--- BEGIN Stored rows ---

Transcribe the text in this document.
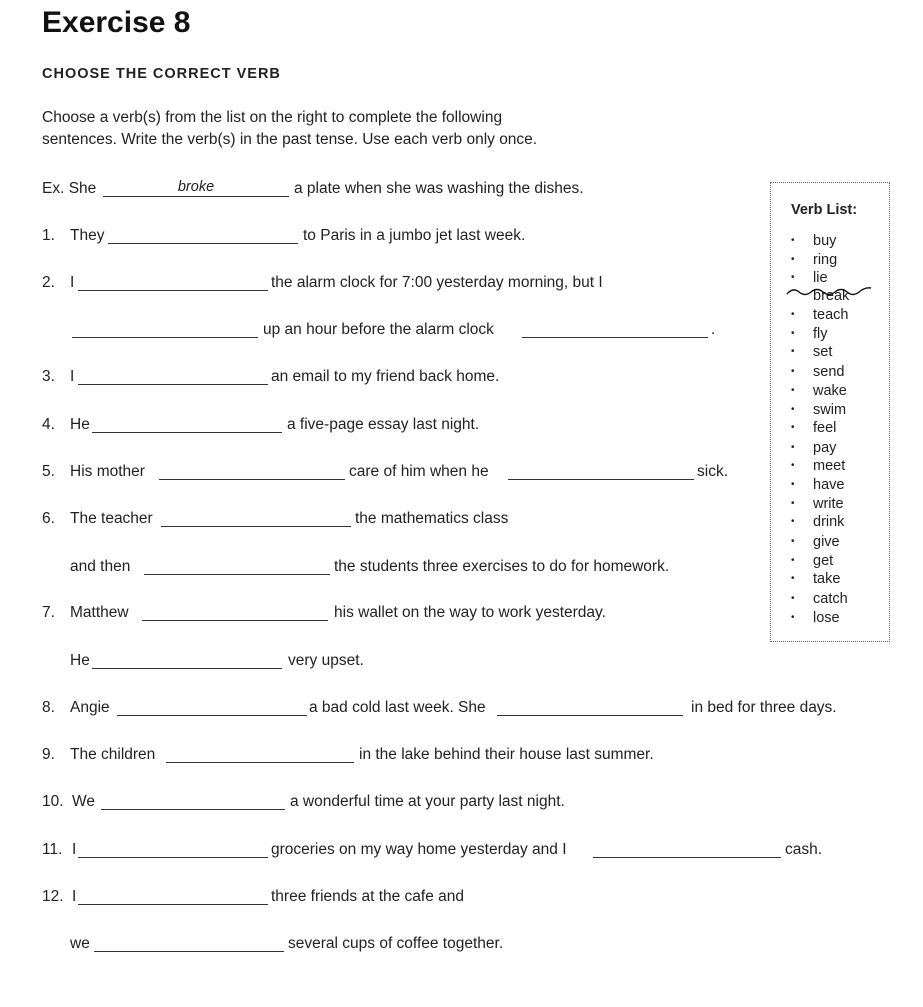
Exercise 8
CHOOSE THE CORRECT VERB
Choose a verb(s) from the list on the right to complete the following
sentences. Write the verb(s) in the past tense. Use each verb only once.
Ex. She	broke	a plate when she was washing the dishes.
1. They	to Paris in a jumbo jet last week.
2. I	the alarm clock for 7:00 yesterday morning, but I
up an hour before the alarm clock	.
3. I	an email to my friend back home.
4. He	a five-page essay last night.
5. His mother	care of him when he	sick.
6. The teacher	the mathematics class
and then	the students three exercises to do for homework.
7. Matthew	his wallet on the way to work yesterday.
He	very upset.
8. Angie	a bad cold last week. She	in bed for three days.
9. The children	in the lake behind their house last summer.
10. We	a wonderful time at your party last night.
11. I	groceries on my way home yesterday and I	cash.
12. I	three friends at the cafe and
we	several cups of coffee together.
Verb List:
• buy
• ring
• lie
break
• teach
• fly
• set
• send
• wake
• swim
• feel
• pay
• meet
• have
• write
• drink
• give
• get
• take
• catch
• lose
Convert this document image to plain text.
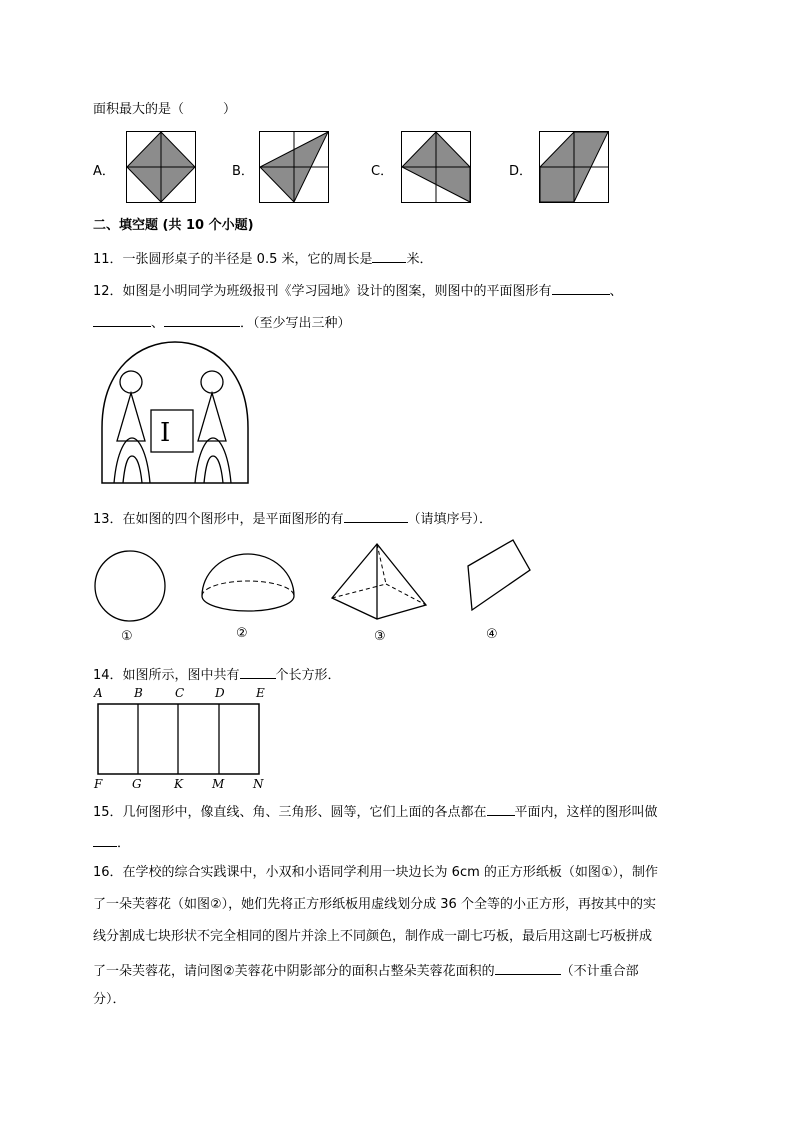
面积最大的是（　　　）
A．	B．	C．	D．
二、填空题 (共 10 个小题)
11．一张圆形桌子的半径是 0.5 米，它的周长是	米．
12．如图是小明同学为班级报刊《学习园地》设计的图案，则图中的平面图形有	、
、	．（至少写出三种）
I
13．在如图的四个图形中，是平面图形的有	（请填序号）．
①	②	③	④
14．如图所示，图中共有	个长方形．
A	B	C	D	E
F G	K M N
15．几何图形中，像直线、角、三角形、圆等，它们上面的各点都在 平面内，这样的图形叫做
．
16．在学校的综合实践课中，小双和小语同学利用一块边长为 6cm 的正方形纸板（如图①），制作
了一朵芙蓉花（如图②），她们先将正方形纸板用虚线划分成 36 个全等的小正方形，再按其中的实
线分割成七块形状不完全相同的图片并涂上不同颜色，制作成一副七巧板，最后用这副七巧板拼成
了一朵芙蓉花，请问图②芙蓉花中阴影部分的面积占整朵芙蓉花面积的	（不计重合部
分）．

--- END Stored rows ---

◆ Task instructions ◆
Transcribe every record above exactly, leaving out the pictures.

◆ Task result ◆
Transcribe the text in this document.
Exercise 8
CHOOSE THE CORRECT VERB
Choose a verb(s) from the list on the right to complete the following
sentences. Write the verb(s) in the past tense. Use each verb only once.
Ex. She	broke	a plate when she was washing the dishes.
1. They	to Paris in a jumbo jet last week.
2. I	the alarm clock for 7:00 yesterday morning, but I
up an hour before the alarm clock	.
3. I	an email to my friend back home.
4. He	a five-page essay last night.
5. His mother	care of him when he	sick.
6. The teacher	the mathematics class
and then	the students three exercises to do for homework.
7. Matthew	his wallet on the way to work yesterday.
He	very upset.
8. Angie	a bad cold last week. She	in bed for three days.
9. The children	in the lake behind their house last summer.
10. We	a wonderful time at your party last night.
11. I	groceries on my way home yesterday and I	cash.
12. I	three friends at the cafe and
we	several cups of coffee together.
Verb List:
• buy
• ring
• lie
break
• teach
• fly
• set
• send
• wake
• swim
• feel
• pay
• meet
• have
• write
• drink
• give
• get
• take
• catch
• lose
Convert this document image to plain text.
面积最大的是（　　　）
A．	B．	C．	D．
二、填空题 (共 10 个小题)
11．一张圆形桌子的半径是 0.5 米，它的周长是	米．
12．如图是小明同学为班级报刊《学习园地》设计的图案，则图中的平面图形有	、
、	．（至少写出三种）
I
13．在如图的四个图形中，是平面图形的有	（请填序号）．
①	②	③	④
14．如图所示，图中共有	个长方形．
A	B	C	D	E
F G	K M N
15．几何图形中，像直线、角、三角形、圆等，它们上面的各点都在 平面内，这样的图形叫做
．
16．在学校的综合实践课中，小双和小语同学利用一块边长为 6cm 的正方形纸板（如图①），制作
了一朵芙蓉花（如图②），她们先将正方形纸板用虚线划分成 36 个全等的小正方形，再按其中的实
线分割成七块形状不完全相同的图片并涂上不同颜色，制作成一副七巧板，最后用这副七巧板拼成
了一朵芙蓉花，请问图②芙蓉花中阴影部分的面积占整朵芙蓉花面积的	（不计重合部
分）．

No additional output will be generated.